Lines of data:
++++++
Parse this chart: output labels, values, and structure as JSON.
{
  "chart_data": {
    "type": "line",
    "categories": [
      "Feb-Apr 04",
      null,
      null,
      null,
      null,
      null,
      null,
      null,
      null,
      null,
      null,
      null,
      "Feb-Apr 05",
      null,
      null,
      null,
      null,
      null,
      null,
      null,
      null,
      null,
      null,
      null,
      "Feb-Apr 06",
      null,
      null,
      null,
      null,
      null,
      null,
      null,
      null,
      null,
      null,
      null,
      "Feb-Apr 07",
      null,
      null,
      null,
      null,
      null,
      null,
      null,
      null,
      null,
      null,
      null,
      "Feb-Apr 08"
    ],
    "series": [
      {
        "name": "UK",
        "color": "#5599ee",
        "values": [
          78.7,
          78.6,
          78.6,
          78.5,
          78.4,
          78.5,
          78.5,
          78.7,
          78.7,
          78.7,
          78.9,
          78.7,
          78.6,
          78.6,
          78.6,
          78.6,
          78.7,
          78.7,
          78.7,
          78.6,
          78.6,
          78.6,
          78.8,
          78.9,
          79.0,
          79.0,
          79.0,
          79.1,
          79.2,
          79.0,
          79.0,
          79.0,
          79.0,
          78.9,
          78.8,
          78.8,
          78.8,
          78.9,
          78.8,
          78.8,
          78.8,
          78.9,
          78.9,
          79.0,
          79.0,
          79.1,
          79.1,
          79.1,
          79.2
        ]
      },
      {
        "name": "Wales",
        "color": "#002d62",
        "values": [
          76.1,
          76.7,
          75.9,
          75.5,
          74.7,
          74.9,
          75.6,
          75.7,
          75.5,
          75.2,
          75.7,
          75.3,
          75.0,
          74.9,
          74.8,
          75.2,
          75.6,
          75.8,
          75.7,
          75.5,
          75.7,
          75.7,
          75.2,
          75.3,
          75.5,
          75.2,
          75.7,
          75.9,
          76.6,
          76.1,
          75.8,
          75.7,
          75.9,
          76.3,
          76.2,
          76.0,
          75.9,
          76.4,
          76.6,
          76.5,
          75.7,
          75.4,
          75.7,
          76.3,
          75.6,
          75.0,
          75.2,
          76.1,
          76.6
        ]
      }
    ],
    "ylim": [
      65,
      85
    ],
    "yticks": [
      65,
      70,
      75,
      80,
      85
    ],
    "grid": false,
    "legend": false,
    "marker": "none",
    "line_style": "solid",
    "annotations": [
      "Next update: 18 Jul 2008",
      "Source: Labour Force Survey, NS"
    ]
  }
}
++++++
STATED PROBLEM: Can you reproduce all the material exactly?

RESULT:
Parse this chart: output labels, values, and structure as JSON.
{
  "chart_data": {
    "type": "line",
    "categories": [
      "Feb-Apr 04",
      null,
      null,
      null,
      null,
      null,
      null,
      null,
      null,
      null,
      null,
      null,
      "Feb-Apr 05",
      null,
      null,
      null,
      null,
      null,
      null,
      null,
      null,
      null,
      null,
      null,
      "Feb-Apr 06",
      null,
      null,
      null,
      null,
      null,
      null,
      null,
      null,
      null,
      null,
      null,
      "Feb-Apr 07",
      null,
      null,
      null,
      null,
      null,
      null,
      null,
      null,
      null,
      null,
      null,
      "Feb-Apr 08"
    ],
    "series": [
      {
        "name": "UK",
        "color": "#5599ee",
        "values": [
          78.7,
          78.6,
          78.6,
          78.5,
          78.4,
          78.5,
          78.5,
          78.7,
          78.7,
          78.7,
          78.9,
          78.7,
          78.6,
          78.6,
          78.6,
          78.6,
          78.7,
          78.7,
          78.7,
          78.6,
          78.6,
          78.6,
          78.8,
          78.9,
          79.0,
          79.0,
          79.0,
          79.1,
          79.2,
          79.0,
          79.0,
          79.0,
          79.0,
          78.9,
          78.8,
          78.8,
          78.8,
          78.9,
          78.8,
          78.8,
          78.8,
          78.9,
          78.9,
          79.0,
          79.0,
          79.1,
          79.1,
          79.1,
          79.2
        ]
      },
      {
        "name": "Wales",
        "color": "#002d62",
        "values": [
          76.1,
          76.7,
          75.9,
          75.5,
          74.7,
          74.9,
          75.6,
          75.7,
          75.5,
          75.2,
          75.7,
          75.3,
          75.0,
          74.9,
          74.8,
          75.2,
          75.6,
          75.8,
          75.7,
          75.5,
          75.7,
          75.7,
          75.2,
          75.3,
          75.5,
          75.2,
          75.7,
          75.9,
          76.6,
          76.1,
          75.8,
          75.7,
          75.9,
          76.3,
          76.2,
          76.0,
          75.9,
          76.4,
          76.6,
          76.5,
          75.7,
          75.4,
          75.7,
          76.3,
          75.6,
          75.0,
          75.2,
          76.1,
          76.6
        ]
      }
    ],
    "ylim": [
      65,
      85
    ],
    "yticks": [
      65,
      70,
      75,
      80,
      85
    ],
    "grid": false,
    "legend": false,
    "marker": "none",
    "line_style": "solid",
    "annotations": [
      "Next update: 18 Jul 2008",
      "Source: Labour Force Survey, NS"
    ]
  }
}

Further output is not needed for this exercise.